EXERCISE: Gather, from the data below, each line in which the word "xlabel" occurs.
━━━━━━━━
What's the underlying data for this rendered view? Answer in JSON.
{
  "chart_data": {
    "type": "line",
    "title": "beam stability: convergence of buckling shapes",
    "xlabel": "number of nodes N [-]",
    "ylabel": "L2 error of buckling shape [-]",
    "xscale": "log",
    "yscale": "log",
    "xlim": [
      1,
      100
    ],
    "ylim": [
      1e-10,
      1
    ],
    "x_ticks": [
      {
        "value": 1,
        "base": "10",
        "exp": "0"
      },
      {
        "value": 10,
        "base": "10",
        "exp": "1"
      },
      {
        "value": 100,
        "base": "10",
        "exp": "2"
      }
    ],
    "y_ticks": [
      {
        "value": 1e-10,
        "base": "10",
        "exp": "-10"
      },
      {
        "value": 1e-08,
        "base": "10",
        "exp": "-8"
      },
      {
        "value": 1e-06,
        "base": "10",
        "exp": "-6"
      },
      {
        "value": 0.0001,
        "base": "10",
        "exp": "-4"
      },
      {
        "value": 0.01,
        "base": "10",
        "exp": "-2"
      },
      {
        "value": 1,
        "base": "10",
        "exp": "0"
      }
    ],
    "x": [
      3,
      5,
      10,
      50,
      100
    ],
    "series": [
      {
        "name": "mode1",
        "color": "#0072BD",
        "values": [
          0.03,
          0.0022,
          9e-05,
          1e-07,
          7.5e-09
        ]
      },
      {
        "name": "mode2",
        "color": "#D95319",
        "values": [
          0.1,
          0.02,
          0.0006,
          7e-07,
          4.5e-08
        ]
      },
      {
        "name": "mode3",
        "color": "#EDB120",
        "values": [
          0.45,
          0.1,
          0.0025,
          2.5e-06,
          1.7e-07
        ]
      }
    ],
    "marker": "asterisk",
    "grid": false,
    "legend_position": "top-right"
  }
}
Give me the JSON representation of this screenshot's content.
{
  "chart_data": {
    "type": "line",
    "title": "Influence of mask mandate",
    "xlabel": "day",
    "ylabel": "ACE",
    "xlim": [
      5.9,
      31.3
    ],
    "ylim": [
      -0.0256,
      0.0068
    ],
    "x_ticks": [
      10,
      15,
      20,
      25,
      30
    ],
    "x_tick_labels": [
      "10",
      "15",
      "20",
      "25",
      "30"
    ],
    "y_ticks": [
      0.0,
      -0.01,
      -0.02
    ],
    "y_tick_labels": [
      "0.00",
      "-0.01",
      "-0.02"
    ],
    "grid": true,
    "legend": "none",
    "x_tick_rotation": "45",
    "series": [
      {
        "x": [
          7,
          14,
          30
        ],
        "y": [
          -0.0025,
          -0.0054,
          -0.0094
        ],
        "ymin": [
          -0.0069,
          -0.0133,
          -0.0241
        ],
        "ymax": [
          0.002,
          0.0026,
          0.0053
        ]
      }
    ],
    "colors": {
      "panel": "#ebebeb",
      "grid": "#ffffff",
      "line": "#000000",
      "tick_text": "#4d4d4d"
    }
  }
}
━━━━━━━━
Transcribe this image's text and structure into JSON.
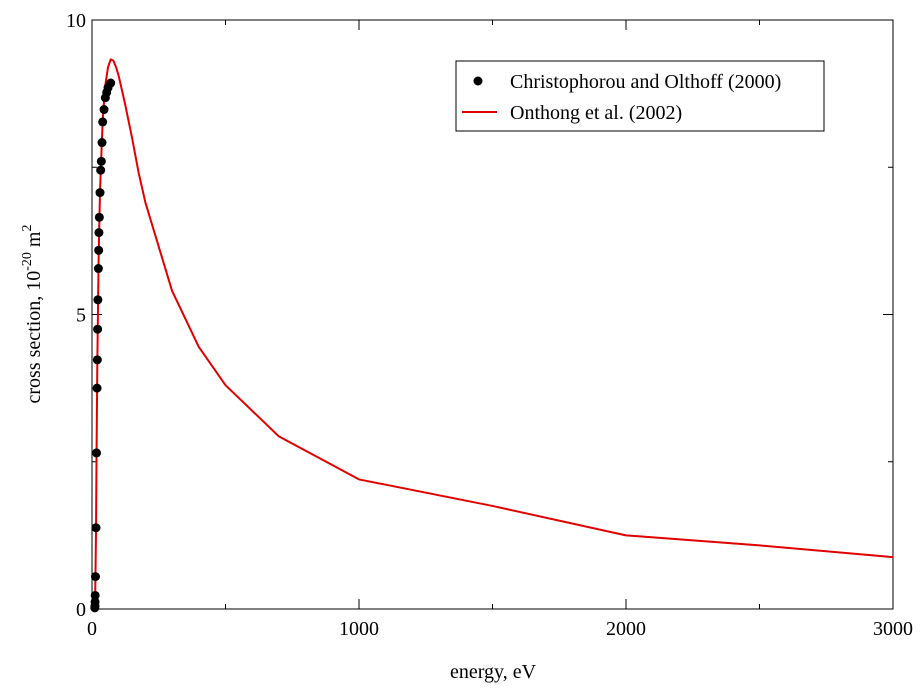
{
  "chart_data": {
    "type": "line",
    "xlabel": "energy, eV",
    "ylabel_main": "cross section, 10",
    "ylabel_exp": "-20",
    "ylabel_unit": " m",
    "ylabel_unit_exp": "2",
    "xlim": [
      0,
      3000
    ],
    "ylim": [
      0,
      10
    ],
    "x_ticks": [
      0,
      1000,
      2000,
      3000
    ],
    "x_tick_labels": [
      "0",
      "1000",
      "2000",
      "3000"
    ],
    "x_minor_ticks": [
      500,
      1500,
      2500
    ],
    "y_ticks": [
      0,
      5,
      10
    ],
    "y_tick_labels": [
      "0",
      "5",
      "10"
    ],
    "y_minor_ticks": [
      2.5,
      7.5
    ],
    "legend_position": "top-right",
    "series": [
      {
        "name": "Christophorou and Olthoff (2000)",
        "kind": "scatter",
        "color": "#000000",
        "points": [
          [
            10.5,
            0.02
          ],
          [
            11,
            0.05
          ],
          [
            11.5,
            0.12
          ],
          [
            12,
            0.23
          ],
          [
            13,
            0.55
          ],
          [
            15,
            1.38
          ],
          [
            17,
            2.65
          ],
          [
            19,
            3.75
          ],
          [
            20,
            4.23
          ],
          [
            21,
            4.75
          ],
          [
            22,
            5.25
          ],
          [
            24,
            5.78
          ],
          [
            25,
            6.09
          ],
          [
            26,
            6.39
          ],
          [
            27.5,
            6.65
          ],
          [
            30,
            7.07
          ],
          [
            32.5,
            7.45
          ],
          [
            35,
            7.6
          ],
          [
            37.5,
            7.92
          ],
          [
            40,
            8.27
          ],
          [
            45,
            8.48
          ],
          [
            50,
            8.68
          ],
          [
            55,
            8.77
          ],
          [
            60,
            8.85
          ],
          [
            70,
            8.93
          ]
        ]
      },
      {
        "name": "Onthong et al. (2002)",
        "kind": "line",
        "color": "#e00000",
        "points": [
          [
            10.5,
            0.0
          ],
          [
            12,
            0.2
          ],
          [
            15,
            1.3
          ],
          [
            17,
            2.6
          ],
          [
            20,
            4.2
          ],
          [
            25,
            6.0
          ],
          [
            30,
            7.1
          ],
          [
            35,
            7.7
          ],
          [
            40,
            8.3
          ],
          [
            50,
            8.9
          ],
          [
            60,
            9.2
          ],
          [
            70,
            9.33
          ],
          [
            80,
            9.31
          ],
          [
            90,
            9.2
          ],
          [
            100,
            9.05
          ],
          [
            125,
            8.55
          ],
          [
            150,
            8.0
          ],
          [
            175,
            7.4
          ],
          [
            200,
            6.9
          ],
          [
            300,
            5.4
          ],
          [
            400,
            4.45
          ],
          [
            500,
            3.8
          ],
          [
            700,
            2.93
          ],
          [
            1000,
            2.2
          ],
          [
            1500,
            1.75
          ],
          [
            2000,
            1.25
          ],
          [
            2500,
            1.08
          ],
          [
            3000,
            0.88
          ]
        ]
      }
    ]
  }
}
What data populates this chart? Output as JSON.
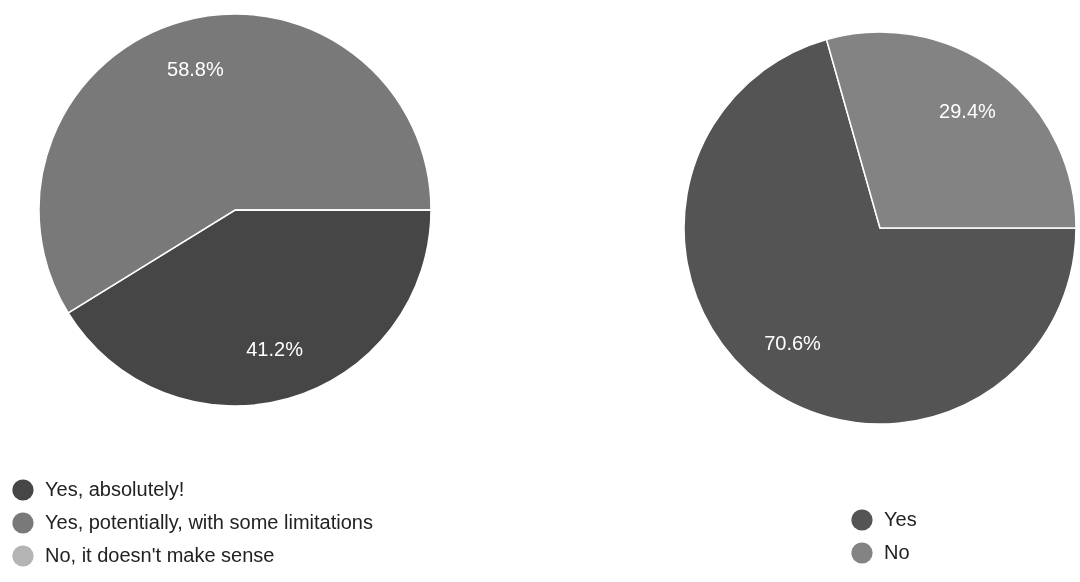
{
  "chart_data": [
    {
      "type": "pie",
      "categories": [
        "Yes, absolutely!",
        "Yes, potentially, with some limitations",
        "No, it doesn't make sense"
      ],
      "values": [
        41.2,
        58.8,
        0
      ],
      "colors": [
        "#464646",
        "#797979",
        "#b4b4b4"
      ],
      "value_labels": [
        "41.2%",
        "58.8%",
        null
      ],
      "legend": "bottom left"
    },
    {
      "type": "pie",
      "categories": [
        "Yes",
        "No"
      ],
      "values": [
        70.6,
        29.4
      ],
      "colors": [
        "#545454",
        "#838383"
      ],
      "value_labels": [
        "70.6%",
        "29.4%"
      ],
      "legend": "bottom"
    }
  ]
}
━━━━━━━━
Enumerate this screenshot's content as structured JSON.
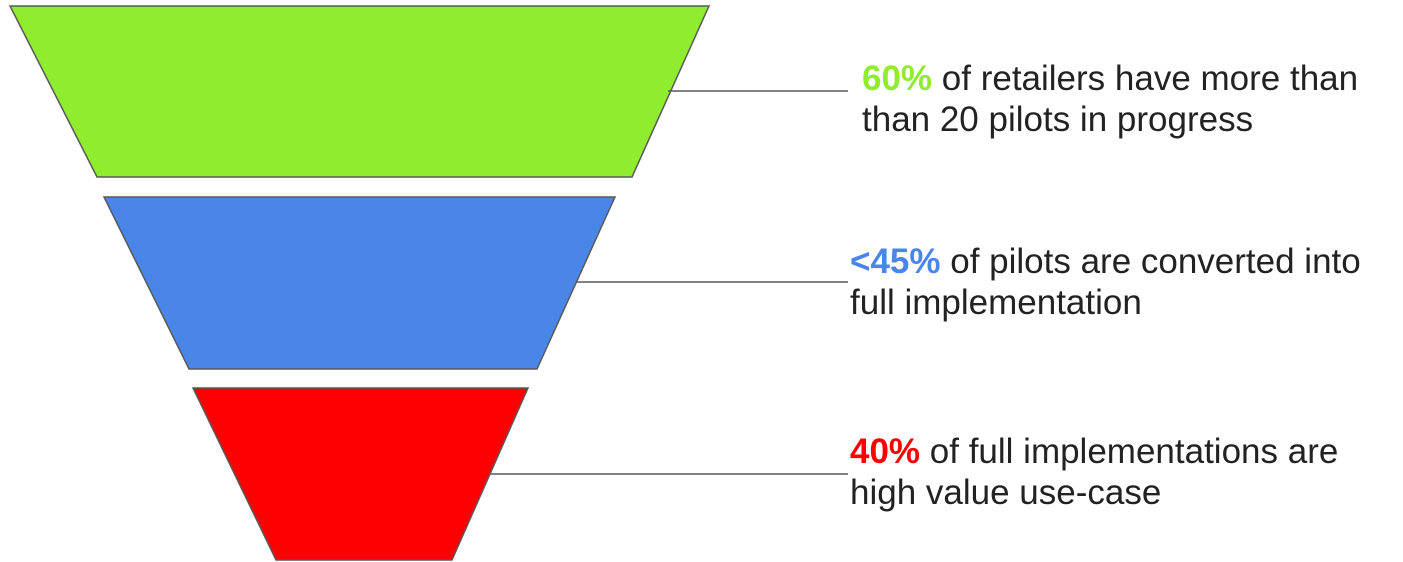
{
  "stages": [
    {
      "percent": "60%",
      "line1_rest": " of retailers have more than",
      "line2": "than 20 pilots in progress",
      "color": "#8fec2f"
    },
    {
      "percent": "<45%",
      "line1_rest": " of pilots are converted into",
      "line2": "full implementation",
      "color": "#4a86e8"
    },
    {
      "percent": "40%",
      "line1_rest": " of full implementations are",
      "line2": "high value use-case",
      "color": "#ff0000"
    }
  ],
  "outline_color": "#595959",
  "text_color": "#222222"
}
━━━━━━━━
EXERCISE SOLUTION:
    "xlabel": "number of nodes N [-]",
    "xlabel": "day",
    "xlabel": "energy, eV",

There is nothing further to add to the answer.